= Job =
Extract all lines from the data beneath that include the word "JSON".
╔══
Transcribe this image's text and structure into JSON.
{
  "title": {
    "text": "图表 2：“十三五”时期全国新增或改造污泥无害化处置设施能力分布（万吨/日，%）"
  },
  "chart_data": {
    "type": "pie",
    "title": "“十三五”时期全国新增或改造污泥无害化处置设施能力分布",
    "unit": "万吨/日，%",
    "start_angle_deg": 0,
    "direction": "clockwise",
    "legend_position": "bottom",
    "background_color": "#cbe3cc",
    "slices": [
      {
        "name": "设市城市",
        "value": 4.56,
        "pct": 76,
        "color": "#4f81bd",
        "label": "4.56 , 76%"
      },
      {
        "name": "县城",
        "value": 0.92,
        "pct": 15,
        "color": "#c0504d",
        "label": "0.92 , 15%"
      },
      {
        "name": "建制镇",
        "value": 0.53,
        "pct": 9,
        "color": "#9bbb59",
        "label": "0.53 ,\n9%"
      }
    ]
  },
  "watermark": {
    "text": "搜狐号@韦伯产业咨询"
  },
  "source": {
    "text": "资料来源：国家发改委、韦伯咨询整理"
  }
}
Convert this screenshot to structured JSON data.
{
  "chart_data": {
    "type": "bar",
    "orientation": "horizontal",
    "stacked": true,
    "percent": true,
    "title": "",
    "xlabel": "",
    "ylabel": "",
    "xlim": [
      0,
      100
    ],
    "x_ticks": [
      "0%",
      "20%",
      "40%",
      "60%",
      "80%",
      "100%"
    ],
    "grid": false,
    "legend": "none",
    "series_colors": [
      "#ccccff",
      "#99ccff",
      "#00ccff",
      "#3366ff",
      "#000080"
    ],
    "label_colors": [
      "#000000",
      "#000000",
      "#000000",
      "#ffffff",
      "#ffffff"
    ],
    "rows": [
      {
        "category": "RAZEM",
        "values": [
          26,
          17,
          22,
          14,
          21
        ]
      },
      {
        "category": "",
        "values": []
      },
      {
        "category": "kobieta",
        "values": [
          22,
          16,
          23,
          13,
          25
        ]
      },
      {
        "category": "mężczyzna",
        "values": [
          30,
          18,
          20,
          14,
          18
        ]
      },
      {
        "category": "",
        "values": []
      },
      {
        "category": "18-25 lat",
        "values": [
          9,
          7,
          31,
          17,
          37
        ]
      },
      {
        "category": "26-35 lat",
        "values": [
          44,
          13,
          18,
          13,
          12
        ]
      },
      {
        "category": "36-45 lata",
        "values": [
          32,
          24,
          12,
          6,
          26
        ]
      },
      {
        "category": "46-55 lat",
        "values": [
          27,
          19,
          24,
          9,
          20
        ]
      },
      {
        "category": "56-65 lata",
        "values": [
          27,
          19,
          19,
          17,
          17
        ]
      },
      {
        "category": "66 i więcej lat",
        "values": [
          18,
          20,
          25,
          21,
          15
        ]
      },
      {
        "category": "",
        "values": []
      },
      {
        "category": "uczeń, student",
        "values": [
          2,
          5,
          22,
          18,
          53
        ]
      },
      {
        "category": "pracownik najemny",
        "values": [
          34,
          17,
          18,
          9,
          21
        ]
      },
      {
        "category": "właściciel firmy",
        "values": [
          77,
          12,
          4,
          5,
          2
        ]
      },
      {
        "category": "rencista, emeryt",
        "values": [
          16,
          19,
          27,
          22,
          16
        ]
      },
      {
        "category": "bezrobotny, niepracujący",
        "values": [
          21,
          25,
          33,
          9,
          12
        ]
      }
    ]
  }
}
╚══
= Answer for this exercise =
Transcribe this image's text and structure into JSON.
Convert this screenshot to structured JSON data.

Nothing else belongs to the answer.